DIRECTIONS FOR THIS TASK:
Pull each line containing "Substance" out of the data and copy it.

PROVIDED RECORDS:
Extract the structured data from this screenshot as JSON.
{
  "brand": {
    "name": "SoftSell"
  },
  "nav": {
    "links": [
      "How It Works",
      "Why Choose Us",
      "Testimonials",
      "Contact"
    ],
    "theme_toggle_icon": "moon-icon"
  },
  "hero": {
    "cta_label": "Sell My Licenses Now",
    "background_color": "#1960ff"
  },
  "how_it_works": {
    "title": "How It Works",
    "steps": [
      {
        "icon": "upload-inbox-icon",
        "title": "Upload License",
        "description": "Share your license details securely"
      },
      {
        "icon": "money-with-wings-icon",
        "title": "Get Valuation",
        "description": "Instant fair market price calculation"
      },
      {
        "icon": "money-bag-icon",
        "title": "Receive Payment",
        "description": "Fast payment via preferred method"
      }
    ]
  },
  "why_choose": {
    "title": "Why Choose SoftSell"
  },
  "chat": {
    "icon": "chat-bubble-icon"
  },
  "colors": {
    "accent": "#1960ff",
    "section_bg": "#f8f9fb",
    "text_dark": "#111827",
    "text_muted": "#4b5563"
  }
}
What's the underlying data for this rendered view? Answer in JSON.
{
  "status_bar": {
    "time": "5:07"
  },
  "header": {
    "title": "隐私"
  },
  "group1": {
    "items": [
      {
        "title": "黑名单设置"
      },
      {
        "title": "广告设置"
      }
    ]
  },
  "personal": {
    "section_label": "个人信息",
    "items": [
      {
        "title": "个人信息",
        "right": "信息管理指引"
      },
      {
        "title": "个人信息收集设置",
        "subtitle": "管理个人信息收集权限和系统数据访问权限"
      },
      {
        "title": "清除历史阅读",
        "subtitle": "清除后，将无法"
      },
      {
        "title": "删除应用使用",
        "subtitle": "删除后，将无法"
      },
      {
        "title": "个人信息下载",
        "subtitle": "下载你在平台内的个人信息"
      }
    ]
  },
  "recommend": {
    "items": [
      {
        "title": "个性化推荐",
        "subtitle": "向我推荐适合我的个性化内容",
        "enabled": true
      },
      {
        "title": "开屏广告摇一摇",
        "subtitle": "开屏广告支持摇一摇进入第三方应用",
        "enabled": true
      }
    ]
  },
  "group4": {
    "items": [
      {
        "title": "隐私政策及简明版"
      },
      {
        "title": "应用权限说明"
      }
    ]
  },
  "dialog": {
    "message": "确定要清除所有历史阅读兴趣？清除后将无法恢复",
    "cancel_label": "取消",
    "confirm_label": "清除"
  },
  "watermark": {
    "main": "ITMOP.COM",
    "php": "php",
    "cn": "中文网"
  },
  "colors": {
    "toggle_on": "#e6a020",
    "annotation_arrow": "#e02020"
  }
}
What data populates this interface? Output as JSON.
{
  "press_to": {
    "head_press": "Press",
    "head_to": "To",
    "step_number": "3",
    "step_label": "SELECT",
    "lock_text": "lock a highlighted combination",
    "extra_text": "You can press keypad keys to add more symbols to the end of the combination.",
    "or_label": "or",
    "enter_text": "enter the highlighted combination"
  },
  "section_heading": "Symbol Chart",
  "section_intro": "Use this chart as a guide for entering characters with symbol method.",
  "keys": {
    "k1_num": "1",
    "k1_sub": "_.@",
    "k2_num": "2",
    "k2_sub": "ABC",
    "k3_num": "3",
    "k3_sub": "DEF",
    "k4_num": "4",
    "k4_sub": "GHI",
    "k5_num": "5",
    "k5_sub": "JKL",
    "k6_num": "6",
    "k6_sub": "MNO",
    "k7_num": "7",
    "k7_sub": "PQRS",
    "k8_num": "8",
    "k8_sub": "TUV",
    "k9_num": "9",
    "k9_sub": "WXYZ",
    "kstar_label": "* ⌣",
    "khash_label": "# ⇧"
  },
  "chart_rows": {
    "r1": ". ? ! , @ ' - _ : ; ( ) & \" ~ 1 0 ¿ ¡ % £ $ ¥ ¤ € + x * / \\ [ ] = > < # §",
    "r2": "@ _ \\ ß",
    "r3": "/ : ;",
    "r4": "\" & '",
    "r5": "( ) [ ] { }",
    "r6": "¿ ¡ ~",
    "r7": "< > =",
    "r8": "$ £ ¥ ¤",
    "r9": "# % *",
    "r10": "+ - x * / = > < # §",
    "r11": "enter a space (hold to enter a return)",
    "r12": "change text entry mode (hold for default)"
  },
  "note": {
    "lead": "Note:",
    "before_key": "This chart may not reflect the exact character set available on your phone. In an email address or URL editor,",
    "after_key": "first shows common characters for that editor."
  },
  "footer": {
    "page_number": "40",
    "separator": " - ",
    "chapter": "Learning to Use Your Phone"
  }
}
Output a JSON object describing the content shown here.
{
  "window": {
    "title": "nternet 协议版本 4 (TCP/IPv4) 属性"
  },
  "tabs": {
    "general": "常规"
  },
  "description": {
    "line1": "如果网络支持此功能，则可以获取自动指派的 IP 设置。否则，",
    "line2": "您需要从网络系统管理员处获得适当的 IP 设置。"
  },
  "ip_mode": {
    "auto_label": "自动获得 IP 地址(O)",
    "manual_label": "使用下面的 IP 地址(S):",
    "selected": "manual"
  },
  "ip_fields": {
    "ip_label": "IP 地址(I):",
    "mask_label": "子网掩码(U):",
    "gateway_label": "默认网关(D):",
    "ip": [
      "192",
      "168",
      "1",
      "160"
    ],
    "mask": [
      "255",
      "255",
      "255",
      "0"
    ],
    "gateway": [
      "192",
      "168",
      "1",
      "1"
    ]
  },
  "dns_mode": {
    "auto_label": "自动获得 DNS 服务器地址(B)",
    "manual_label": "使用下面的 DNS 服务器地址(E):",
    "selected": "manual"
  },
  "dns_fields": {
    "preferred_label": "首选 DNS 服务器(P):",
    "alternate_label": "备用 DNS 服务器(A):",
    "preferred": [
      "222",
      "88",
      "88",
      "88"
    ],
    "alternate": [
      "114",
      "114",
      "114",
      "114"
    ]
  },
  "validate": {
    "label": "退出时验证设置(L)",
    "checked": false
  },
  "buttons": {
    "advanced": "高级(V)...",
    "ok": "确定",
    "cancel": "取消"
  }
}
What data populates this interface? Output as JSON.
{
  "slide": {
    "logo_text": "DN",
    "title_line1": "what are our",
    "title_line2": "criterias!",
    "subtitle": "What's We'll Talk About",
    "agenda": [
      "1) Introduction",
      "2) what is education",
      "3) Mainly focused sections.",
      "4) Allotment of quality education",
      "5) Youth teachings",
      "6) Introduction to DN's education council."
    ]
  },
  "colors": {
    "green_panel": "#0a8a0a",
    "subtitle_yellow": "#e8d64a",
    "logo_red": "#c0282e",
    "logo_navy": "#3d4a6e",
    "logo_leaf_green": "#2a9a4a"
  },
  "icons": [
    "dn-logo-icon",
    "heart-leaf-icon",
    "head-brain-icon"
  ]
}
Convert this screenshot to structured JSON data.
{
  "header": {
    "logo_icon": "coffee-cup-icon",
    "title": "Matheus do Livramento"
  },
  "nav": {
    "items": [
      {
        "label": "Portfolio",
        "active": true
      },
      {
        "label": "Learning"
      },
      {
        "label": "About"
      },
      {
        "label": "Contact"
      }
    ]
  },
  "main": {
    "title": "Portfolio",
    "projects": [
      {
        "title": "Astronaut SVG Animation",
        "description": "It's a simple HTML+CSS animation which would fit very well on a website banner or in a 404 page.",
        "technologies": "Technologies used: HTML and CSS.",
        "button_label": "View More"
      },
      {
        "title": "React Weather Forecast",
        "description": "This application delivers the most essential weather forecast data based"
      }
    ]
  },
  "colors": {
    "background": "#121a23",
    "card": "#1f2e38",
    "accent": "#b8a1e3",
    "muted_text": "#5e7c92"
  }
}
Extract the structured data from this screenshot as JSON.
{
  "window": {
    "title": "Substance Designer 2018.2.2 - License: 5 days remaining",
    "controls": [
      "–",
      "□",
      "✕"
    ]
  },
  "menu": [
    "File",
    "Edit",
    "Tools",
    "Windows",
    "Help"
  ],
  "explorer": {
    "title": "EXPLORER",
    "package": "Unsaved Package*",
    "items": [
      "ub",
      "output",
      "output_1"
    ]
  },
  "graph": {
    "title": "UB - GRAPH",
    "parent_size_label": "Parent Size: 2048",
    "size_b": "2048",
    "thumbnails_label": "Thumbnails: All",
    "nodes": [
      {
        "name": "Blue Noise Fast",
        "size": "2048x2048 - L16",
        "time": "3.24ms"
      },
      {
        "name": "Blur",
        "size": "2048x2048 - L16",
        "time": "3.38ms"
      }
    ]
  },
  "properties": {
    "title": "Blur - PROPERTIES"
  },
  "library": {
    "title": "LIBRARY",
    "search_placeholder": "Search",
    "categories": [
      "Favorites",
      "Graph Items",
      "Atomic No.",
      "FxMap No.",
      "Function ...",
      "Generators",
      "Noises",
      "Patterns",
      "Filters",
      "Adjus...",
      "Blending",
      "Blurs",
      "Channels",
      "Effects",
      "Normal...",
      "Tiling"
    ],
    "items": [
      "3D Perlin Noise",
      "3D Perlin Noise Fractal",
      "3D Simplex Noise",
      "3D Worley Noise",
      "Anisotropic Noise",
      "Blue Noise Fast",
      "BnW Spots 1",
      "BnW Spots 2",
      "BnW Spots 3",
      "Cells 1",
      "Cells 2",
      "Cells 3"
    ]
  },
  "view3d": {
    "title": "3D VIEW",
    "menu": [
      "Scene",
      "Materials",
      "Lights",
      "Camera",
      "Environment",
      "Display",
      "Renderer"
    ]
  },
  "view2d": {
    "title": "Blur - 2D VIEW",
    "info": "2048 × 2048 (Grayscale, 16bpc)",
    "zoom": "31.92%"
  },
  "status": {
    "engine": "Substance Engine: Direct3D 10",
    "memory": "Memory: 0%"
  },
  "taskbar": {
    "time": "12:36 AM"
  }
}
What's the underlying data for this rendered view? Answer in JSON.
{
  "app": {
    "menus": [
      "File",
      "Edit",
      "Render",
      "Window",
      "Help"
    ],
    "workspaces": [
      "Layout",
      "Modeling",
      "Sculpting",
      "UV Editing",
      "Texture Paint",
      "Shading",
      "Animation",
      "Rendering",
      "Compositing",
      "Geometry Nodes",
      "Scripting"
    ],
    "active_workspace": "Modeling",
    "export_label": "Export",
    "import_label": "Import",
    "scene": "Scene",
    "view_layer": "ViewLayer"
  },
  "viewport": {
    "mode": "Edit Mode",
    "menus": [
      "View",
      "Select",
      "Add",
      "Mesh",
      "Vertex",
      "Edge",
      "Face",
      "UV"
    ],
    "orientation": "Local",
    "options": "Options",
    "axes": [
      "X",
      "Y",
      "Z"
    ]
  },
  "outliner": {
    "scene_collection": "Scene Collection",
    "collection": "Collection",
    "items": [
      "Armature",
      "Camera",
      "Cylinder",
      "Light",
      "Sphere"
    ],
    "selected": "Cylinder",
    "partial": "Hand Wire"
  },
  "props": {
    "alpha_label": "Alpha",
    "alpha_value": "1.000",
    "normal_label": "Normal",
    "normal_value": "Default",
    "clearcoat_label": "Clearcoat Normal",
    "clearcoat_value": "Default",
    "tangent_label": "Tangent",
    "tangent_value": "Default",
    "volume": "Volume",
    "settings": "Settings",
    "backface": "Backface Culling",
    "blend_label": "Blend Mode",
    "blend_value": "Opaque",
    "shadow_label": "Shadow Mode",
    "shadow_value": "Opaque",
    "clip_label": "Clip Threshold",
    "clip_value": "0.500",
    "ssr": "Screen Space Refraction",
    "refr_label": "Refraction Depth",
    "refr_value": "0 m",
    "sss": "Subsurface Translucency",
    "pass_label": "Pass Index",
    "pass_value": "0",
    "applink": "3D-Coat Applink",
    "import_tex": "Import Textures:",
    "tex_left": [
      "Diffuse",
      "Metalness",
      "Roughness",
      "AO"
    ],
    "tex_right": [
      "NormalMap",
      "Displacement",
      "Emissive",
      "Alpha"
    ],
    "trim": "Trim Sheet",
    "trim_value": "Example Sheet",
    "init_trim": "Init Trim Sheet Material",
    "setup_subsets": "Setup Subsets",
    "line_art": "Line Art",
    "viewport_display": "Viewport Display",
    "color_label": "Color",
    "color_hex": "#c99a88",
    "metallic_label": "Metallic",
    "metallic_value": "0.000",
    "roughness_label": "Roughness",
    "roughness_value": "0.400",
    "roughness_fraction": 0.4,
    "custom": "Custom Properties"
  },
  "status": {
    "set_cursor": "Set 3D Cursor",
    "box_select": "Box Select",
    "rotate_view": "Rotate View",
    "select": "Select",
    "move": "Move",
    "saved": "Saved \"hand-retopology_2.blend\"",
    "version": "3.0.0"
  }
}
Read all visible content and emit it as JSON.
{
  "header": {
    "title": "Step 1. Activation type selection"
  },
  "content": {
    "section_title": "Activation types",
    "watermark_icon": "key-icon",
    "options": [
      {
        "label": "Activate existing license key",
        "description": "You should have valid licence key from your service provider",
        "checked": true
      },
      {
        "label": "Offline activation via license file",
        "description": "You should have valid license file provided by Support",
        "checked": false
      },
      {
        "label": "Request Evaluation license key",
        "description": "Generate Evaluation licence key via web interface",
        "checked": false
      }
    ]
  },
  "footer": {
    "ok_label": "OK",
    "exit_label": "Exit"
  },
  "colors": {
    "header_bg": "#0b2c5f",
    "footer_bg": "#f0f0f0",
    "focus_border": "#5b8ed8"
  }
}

EXPECTED ANSWER:
    "title": "Substance Designer 2018.2.2 - License: 5 days remaining",
    "engine": "Substance Engine: Direct3D 10",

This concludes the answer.